Data entries for graphics:
╭──
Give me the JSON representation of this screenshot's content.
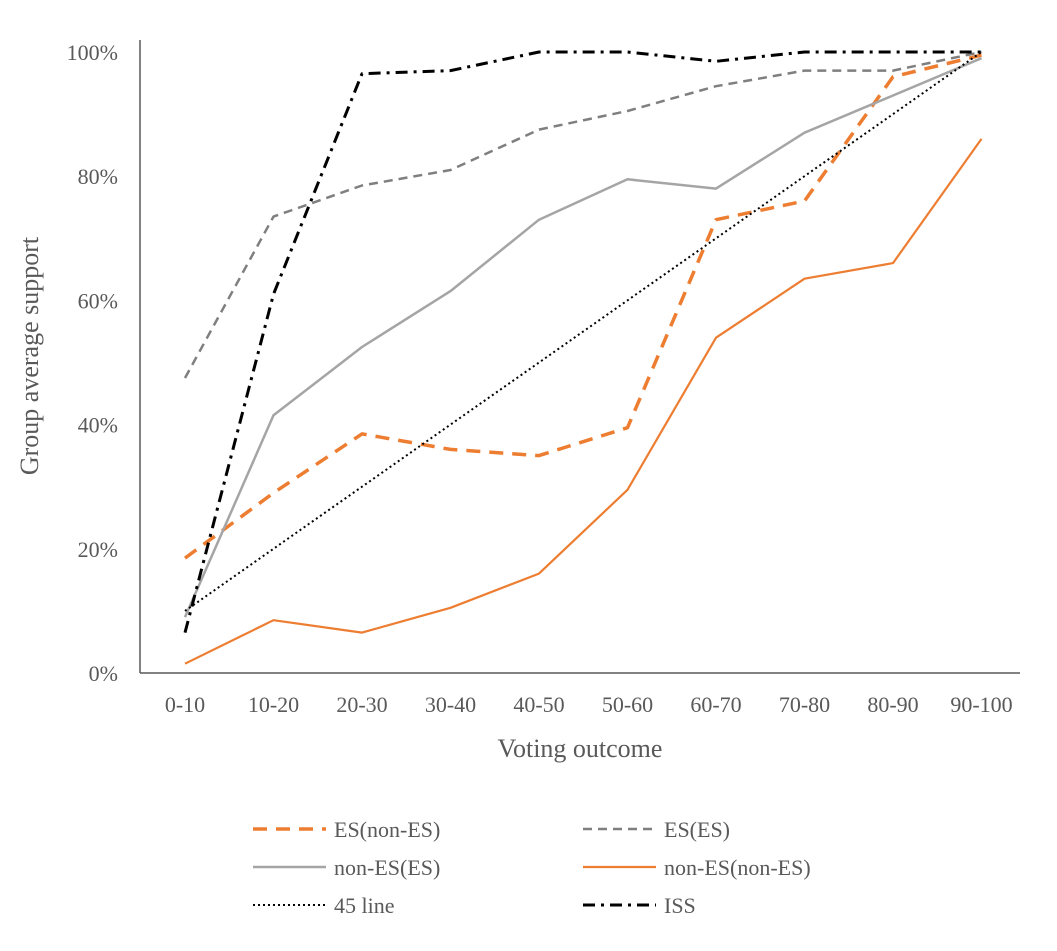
{
  "chart_data": {
    "type": "line",
    "xlabel": "Voting outcome",
    "ylabel": "Group average support",
    "categories": [
      "0-10",
      "10-20",
      "20-30",
      "30-40",
      "40-50",
      "50-60",
      "60-70",
      "70-80",
      "80-90",
      "90-100"
    ],
    "y_ticks": [
      "0%",
      "20%",
      "40%",
      "60%",
      "80%",
      "100%"
    ],
    "ylim": [
      0,
      100
    ],
    "grid": false,
    "legend_position": "bottom",
    "series": [
      {
        "name": "ES(non-ES)",
        "color": "#ED7D31",
        "style": "long-dash-thick",
        "values": [
          18.5,
          29,
          38.5,
          36,
          35,
          39.5,
          73,
          76,
          96,
          99.5
        ]
      },
      {
        "name": "ES(ES)",
        "color": "#7F7F7F",
        "style": "dash",
        "values": [
          47.5,
          73.5,
          78.5,
          81,
          87.5,
          90.5,
          94.5,
          97,
          97,
          100
        ]
      },
      {
        "name": "non-ES(ES)",
        "color": "#A5A5A5",
        "style": "solid",
        "values": [
          9,
          41.5,
          52.5,
          61.5,
          73,
          79.5,
          78,
          87,
          93,
          99
        ]
      },
      {
        "name": "non-ES(non-ES)",
        "color": "#ED7D31",
        "style": "solid-thin",
        "values": [
          1.5,
          8.5,
          6.5,
          10.5,
          16,
          29.5,
          54,
          63.5,
          66,
          86
        ]
      },
      {
        "name": "45 line",
        "color": "#000000",
        "style": "dotted",
        "values": [
          10,
          20,
          30,
          40,
          50,
          60,
          70,
          80,
          90,
          100
        ]
      },
      {
        "name": "ISS",
        "color": "#000000",
        "style": "dash-dot",
        "values": [
          6.5,
          61,
          96.5,
          97,
          100,
          100,
          98.5,
          100,
          100,
          100
        ]
      }
    ]
  }
}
╰──
### Task requirements
Pull out each line containing the word "dash" and copy it.

### Exercise output
        "style": "long-dash-thick",
        "style": "dash",
        "style": "dash-dot",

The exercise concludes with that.